EXERCISE:
Below are the records; collect from them each line containing the string "content".
________________________
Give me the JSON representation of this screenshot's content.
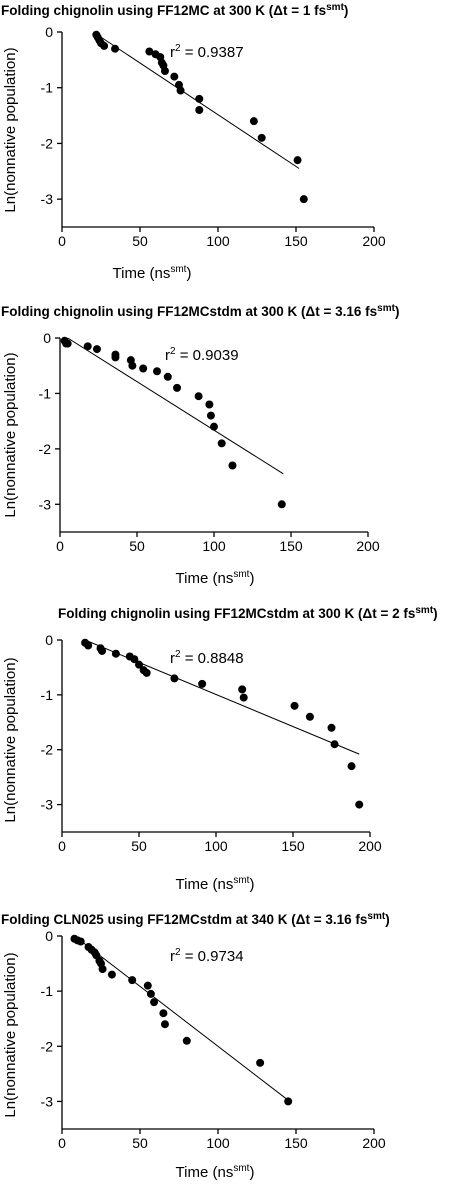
{
  "chart_data": [
    {
      "type": "scatter",
      "title": {
        "pre": "Folding chignolin using FF12MC at 300 K (",
        "delta": "Δ",
        "mid": "t = 1 fs",
        "sup": "smt",
        "post": ")"
      },
      "xlabel": {
        "main": "Time (ns",
        "sup": "smt",
        "post": ")"
      },
      "ylabel": "Ln(nonnative population)",
      "annotation": {
        "r": "r",
        "sup": "2",
        "text": " = 0.9387"
      },
      "xlim": [
        0,
        200
      ],
      "ylim": [
        -3.5,
        0
      ],
      "xticks": [
        "0",
        "50",
        "100",
        "150",
        "200"
      ],
      "yticks": [
        "0",
        "-1",
        "-2",
        "-3"
      ],
      "fit": {
        "x": [
          20,
          152
        ],
        "y": [
          0.0,
          -2.45
        ]
      },
      "points": [
        [
          22,
          -0.05
        ],
        [
          23,
          -0.1
        ],
        [
          24,
          -0.15
        ],
        [
          25,
          -0.2
        ],
        [
          27,
          -0.25
        ],
        [
          34,
          -0.3
        ],
        [
          56,
          -0.35
        ],
        [
          60,
          -0.4
        ],
        [
          63,
          -0.45
        ],
        [
          64,
          -0.55
        ],
        [
          65,
          -0.6
        ],
        [
          66,
          -0.7
        ],
        [
          72,
          -0.8
        ],
        [
          75,
          -0.95
        ],
        [
          76,
          -1.05
        ],
        [
          88,
          -1.2
        ],
        [
          88,
          -1.4
        ],
        [
          123,
          -1.6
        ],
        [
          128,
          -1.9
        ],
        [
          151,
          -2.3
        ],
        [
          155,
          -3.0
        ]
      ]
    },
    {
      "type": "scatter",
      "title": {
        "pre": "Folding chignolin using FF12MCstdm at 300 K (",
        "delta": "Δ",
        "mid": "t = 3.16 fs",
        "sup": "smt",
        "post": ")"
      },
      "xlabel": {
        "main": "Time (ns",
        "sup": "smt",
        "post": ")"
      },
      "ylabel": "Ln(nonnative population)",
      "annotation": {
        "r": "r",
        "sup": "2",
        "text": " = 0.9039"
      },
      "xlim": [
        0,
        200
      ],
      "ylim": [
        -3.5,
        0
      ],
      "xticks": [
        "0",
        "50",
        "100",
        "150",
        "200"
      ],
      "yticks": [
        "0",
        "-1",
        "-2",
        "-3"
      ],
      "fit": {
        "x": [
          5,
          145
        ],
        "y": [
          0.0,
          -2.45
        ]
      },
      "points": [
        [
          3,
          -0.05
        ],
        [
          4,
          -0.1
        ],
        [
          5,
          -0.1
        ],
        [
          18,
          -0.15
        ],
        [
          24,
          -0.2
        ],
        [
          36,
          -0.3
        ],
        [
          36,
          -0.35
        ],
        [
          46,
          -0.4
        ],
        [
          47,
          -0.5
        ],
        [
          54,
          -0.55
        ],
        [
          63,
          -0.6
        ],
        [
          70,
          -0.7
        ],
        [
          76,
          -0.9
        ],
        [
          90,
          -1.05
        ],
        [
          97,
          -1.2
        ],
        [
          98,
          -1.4
        ],
        [
          100,
          -1.6
        ],
        [
          105,
          -1.9
        ],
        [
          112,
          -2.3
        ],
        [
          144,
          -3.0
        ]
      ]
    },
    {
      "type": "scatter",
      "title": {
        "pre": "Folding chignolin using FF12MCstdm at 300 K (",
        "delta": "Δ",
        "mid": "t = 2 fs",
        "sup": "smt",
        "post": ")"
      },
      "xlabel": {
        "main": "Time (ns",
        "sup": "smt",
        "post": ")"
      },
      "ylabel": "Ln(nonnative population)",
      "annotation": {
        "r": "r",
        "sup": "2",
        "text": " = 0.8848"
      },
      "xlim": [
        0,
        200
      ],
      "ylim": [
        -3.5,
        0
      ],
      "xticks": [
        "0",
        "50",
        "100",
        "150",
        "200"
      ],
      "yticks": [
        "0",
        "-1",
        "-2",
        "-3"
      ],
      "fit": {
        "x": [
          15,
          193
        ],
        "y": [
          0.0,
          -2.08
        ]
      },
      "points": [
        [
          15,
          -0.05
        ],
        [
          17,
          -0.1
        ],
        [
          25,
          -0.15
        ],
        [
          26,
          -0.2
        ],
        [
          35,
          -0.25
        ],
        [
          44,
          -0.3
        ],
        [
          47,
          -0.35
        ],
        [
          50,
          -0.45
        ],
        [
          53,
          -0.55
        ],
        [
          55,
          -0.6
        ],
        [
          73,
          -0.7
        ],
        [
          91,
          -0.8
        ],
        [
          117,
          -0.9
        ],
        [
          118,
          -1.05
        ],
        [
          151,
          -1.2
        ],
        [
          161,
          -1.4
        ],
        [
          175,
          -1.6
        ],
        [
          177,
          -1.9
        ],
        [
          188,
          -2.3
        ],
        [
          193,
          -3.0
        ]
      ]
    },
    {
      "type": "scatter",
      "title": {
        "pre": "Folding CLN025 using FF12MCstdm at 340 K (",
        "delta": "Δ",
        "mid": "t = 3.16 fs",
        "sup": "smt",
        "post": ")"
      },
      "xlabel": {
        "main": "Time (ns",
        "sup": "smt",
        "post": ")"
      },
      "ylabel": "Ln(nonnative population)",
      "annotation": {
        "r": "r",
        "sup": "2",
        "text": " = 0.9734"
      },
      "xlim": [
        0,
        200
      ],
      "ylim": [
        -3.5,
        0
      ],
      "xticks": [
        "0",
        "50",
        "100",
        "150",
        "200"
      ],
      "yticks": [
        "0",
        "-1",
        "-2",
        "-3"
      ],
      "fit": {
        "x": [
          8,
          146
        ],
        "y": [
          0.0,
          -3.0
        ]
      },
      "points": [
        [
          8,
          -0.05
        ],
        [
          10,
          -0.08
        ],
        [
          12,
          -0.1
        ],
        [
          17,
          -0.2
        ],
        [
          19,
          -0.25
        ],
        [
          21,
          -0.3
        ],
        [
          22,
          -0.35
        ],
        [
          24,
          -0.45
        ],
        [
          25,
          -0.5
        ],
        [
          26,
          -0.6
        ],
        [
          32,
          -0.7
        ],
        [
          45,
          -0.8
        ],
        [
          55,
          -0.9
        ],
        [
          57,
          -1.05
        ],
        [
          59,
          -1.2
        ],
        [
          65,
          -1.4
        ],
        [
          66,
          -1.6
        ],
        [
          80,
          -1.9
        ],
        [
          127,
          -2.3
        ],
        [
          145,
          -3.0
        ]
      ]
    }
  ]
}
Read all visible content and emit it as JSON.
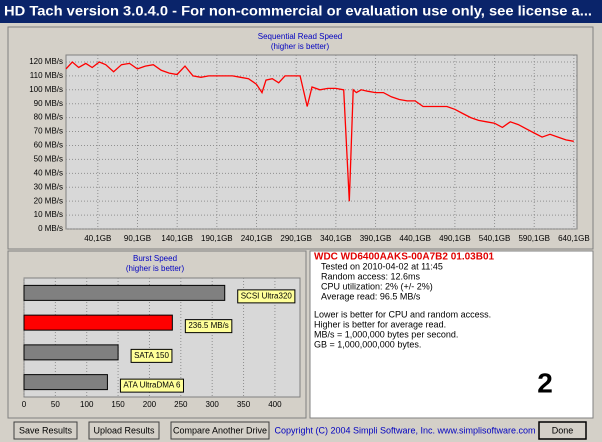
{
  "window_title": "HD Tach version 3.0.4.0  - For non-commercial or evaluation use only, see license a...",
  "chart_data": [
    {
      "type": "line",
      "title": "Sequential Read Speed",
      "subtitle": "(higher is better)",
      "color": "#ff0000",
      "grid": true,
      "x": [
        0,
        8,
        16,
        25,
        33,
        42,
        50,
        60,
        70,
        80,
        90,
        100,
        110,
        120,
        130,
        140,
        150,
        160,
        170,
        180,
        190,
        200,
        210,
        220,
        230,
        240,
        247,
        252,
        260,
        268,
        276,
        285,
        295,
        300,
        304,
        310,
        320,
        330,
        340,
        350,
        357,
        362,
        366,
        372,
        380,
        390,
        400,
        410,
        420,
        430,
        440,
        450,
        460,
        470,
        480,
        490,
        500,
        510,
        520,
        530,
        540,
        550,
        560,
        570,
        580,
        590,
        600,
        610,
        620,
        630,
        640
      ],
      "values": [
        115,
        120,
        116,
        119,
        116,
        120,
        118,
        113,
        118,
        119,
        115,
        117,
        118,
        114,
        112,
        111,
        117,
        110,
        109,
        110,
        110,
        110,
        110,
        109,
        108,
        104,
        98,
        107,
        108,
        105,
        110,
        110,
        110,
        98,
        88,
        102,
        100,
        101,
        101,
        100,
        20,
        100,
        98,
        100,
        99,
        98,
        98,
        95,
        93,
        92,
        92,
        88,
        88,
        88,
        88,
        86,
        83,
        80,
        78,
        77,
        76,
        73,
        77,
        75,
        72,
        69,
        66,
        68,
        66,
        64,
        63
      ],
      "xlim": [
        0,
        644
      ],
      "xticks": [
        {
          "value": 40.1,
          "label": "40,1GB"
        },
        {
          "value": 90.1,
          "label": "90,1GB"
        },
        {
          "value": 140.1,
          "label": "140,1GB"
        },
        {
          "value": 190.1,
          "label": "190,1GB"
        },
        {
          "value": 240.1,
          "label": "240,1GB"
        },
        {
          "value": 290.1,
          "label": "290,1GB"
        },
        {
          "value": 340.1,
          "label": "340,1GB"
        },
        {
          "value": 390.1,
          "label": "390,1GB"
        },
        {
          "value": 440.1,
          "label": "440,1GB"
        },
        {
          "value": 490.1,
          "label": "490,1GB"
        },
        {
          "value": 540.1,
          "label": "540,1GB"
        },
        {
          "value": 590.1,
          "label": "590,1GB"
        },
        {
          "value": 640.1,
          "label": "640,1GB"
        }
      ],
      "ylim": [
        0,
        125
      ],
      "yticks": [
        {
          "value": 0,
          "label": "0 MB/s"
        },
        {
          "value": 10,
          "label": "10 MB/s"
        },
        {
          "value": 20,
          "label": "20 MB/s"
        },
        {
          "value": 30,
          "label": "30 MB/s"
        },
        {
          "value": 40,
          "label": "40 MB/s"
        },
        {
          "value": 50,
          "label": "50 MB/s"
        },
        {
          "value": 60,
          "label": "60 MB/s"
        },
        {
          "value": 70,
          "label": "70 MB/s"
        },
        {
          "value": 80,
          "label": "80 MB/s"
        },
        {
          "value": 90,
          "label": "90 MB/s"
        },
        {
          "value": 100,
          "label": "100 MB/s"
        },
        {
          "value": 110,
          "label": "110 MB/s"
        },
        {
          "value": 120,
          "label": "120 MB/s"
        }
      ]
    },
    {
      "type": "barh",
      "title": "Burst Speed",
      "subtitle": "(higher is better)",
      "grid": true,
      "categories": [
        "SCSI Ultra320",
        null,
        "SATA 150",
        "ATA UltraDMA 6"
      ],
      "values": [
        320,
        236.5,
        150,
        133
      ],
      "value_labels": [
        null,
        "236.5 MB/s",
        null,
        null
      ],
      "colors": [
        "#808080",
        "#ff0000",
        "#808080",
        "#808080"
      ],
      "xlim": [
        0,
        440
      ],
      "xticks": [
        0,
        50,
        100,
        150,
        200,
        250,
        300,
        350,
        400
      ]
    }
  ],
  "drive_name": "WDC WD6400AAKS-00A7B2 01.03B01",
  "results": [
    "Tested on 2010-04-02 at 11:45",
    "Random access: 12.6ms",
    "CPU utilization: 2% (+/- 2%)",
    "Average read: 96.5 MB/s"
  ],
  "notes": [
    "Lower is better for CPU and random access.",
    "Higher is better for average read.",
    "MB/s = 1,000,000 bytes per second.",
    "GB = 1,000,000,000 bytes."
  ],
  "badge": "2",
  "buttons": [
    "Save Results",
    "Upload Results",
    "Compare Another Drive",
    "Done"
  ],
  "copyright": "Copyright (C) 2004 Simpli Software, Inc. www.simplisoftware.com"
}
________________________
COMPLETED TASK:
Give me the JSON representation of this screenshot's content.
Read all visible content and emit it as JSON.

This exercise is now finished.